=== Exercise ===
Copy each line below that includes "kind".

Start Materials provided

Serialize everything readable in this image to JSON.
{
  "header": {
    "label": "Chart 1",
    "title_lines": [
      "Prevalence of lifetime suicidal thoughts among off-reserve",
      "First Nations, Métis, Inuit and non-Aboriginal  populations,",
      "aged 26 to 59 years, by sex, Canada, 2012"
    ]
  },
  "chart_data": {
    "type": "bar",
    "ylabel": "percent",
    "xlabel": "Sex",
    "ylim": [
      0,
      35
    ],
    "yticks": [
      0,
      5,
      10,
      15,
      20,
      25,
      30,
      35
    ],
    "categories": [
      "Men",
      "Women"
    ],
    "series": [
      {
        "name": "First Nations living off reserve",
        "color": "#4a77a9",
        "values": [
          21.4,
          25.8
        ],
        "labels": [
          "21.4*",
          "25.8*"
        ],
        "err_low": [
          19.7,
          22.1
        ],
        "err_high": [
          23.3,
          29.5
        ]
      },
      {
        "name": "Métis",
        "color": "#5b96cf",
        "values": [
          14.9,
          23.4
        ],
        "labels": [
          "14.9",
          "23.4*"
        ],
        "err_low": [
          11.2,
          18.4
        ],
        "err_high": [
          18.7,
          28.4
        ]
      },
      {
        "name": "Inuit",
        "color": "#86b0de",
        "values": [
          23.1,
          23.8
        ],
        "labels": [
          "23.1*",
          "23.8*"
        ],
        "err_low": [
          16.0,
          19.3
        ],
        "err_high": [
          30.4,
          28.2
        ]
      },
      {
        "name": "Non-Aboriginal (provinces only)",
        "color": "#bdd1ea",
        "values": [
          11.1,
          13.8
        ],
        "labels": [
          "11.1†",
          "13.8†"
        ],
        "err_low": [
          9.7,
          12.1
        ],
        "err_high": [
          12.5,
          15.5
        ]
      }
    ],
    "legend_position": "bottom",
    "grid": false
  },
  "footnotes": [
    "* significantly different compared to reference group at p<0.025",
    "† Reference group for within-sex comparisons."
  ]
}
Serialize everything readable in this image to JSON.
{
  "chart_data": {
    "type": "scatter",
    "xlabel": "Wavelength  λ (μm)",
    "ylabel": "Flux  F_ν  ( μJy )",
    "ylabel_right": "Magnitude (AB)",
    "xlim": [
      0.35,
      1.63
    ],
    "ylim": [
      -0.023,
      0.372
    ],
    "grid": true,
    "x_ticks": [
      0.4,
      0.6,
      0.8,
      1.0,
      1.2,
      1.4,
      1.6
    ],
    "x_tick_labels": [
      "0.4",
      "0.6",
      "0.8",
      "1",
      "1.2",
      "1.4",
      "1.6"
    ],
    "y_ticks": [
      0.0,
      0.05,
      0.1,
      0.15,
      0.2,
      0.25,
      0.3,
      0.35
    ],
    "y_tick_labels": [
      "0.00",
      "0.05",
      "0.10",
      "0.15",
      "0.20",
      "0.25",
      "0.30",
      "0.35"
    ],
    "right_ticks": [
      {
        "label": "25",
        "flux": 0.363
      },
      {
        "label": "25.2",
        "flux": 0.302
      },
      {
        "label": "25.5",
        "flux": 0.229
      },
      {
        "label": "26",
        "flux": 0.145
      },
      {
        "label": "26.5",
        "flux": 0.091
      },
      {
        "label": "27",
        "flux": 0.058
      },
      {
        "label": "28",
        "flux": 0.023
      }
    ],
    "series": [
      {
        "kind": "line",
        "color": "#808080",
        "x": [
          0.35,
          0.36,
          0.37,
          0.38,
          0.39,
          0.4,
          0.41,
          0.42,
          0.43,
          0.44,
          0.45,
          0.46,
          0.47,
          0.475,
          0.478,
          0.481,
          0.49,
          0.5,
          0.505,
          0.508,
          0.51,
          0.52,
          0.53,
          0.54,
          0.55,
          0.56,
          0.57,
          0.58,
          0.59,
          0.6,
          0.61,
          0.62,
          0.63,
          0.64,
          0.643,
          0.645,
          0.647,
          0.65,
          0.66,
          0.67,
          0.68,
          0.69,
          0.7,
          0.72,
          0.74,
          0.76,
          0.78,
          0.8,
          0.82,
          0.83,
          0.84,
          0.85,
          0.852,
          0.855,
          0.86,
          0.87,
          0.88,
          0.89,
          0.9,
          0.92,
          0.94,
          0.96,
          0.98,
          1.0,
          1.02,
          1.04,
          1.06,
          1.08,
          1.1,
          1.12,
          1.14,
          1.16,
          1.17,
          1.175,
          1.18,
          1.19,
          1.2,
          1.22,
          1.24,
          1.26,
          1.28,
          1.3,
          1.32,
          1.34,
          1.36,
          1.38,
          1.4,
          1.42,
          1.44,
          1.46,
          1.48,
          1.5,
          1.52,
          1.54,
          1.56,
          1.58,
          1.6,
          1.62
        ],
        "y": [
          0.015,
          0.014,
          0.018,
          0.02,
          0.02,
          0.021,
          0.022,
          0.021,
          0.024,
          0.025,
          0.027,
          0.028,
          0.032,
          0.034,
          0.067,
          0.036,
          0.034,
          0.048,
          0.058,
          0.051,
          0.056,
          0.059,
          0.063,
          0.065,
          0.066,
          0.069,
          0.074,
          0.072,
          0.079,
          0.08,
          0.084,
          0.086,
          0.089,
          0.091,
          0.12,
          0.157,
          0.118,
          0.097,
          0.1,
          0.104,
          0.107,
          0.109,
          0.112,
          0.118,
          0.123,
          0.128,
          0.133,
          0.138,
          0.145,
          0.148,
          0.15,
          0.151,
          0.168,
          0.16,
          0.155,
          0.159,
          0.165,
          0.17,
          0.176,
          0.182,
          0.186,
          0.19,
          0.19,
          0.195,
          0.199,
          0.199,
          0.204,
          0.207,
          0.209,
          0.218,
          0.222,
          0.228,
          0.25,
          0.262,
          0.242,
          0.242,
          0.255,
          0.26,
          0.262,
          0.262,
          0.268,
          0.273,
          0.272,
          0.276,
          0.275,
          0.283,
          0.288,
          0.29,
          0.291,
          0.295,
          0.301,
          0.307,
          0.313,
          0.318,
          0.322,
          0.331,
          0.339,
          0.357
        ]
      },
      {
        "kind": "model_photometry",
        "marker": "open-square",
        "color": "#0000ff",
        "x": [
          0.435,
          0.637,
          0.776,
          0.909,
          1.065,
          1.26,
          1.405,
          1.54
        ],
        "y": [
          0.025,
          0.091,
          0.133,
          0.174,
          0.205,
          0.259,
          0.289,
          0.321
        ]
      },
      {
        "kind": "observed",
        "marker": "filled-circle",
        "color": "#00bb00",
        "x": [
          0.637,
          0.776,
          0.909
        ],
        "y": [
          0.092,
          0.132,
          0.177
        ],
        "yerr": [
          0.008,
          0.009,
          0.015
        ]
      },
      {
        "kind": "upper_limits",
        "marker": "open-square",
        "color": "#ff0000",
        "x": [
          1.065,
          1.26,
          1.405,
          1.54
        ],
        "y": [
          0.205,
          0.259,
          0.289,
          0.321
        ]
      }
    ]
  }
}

End Materials provided

=== Output of the task ===
        "kind": "line",
        "kind": "model_photometry",
        "kind": "observed",
        "kind": "upper_limits",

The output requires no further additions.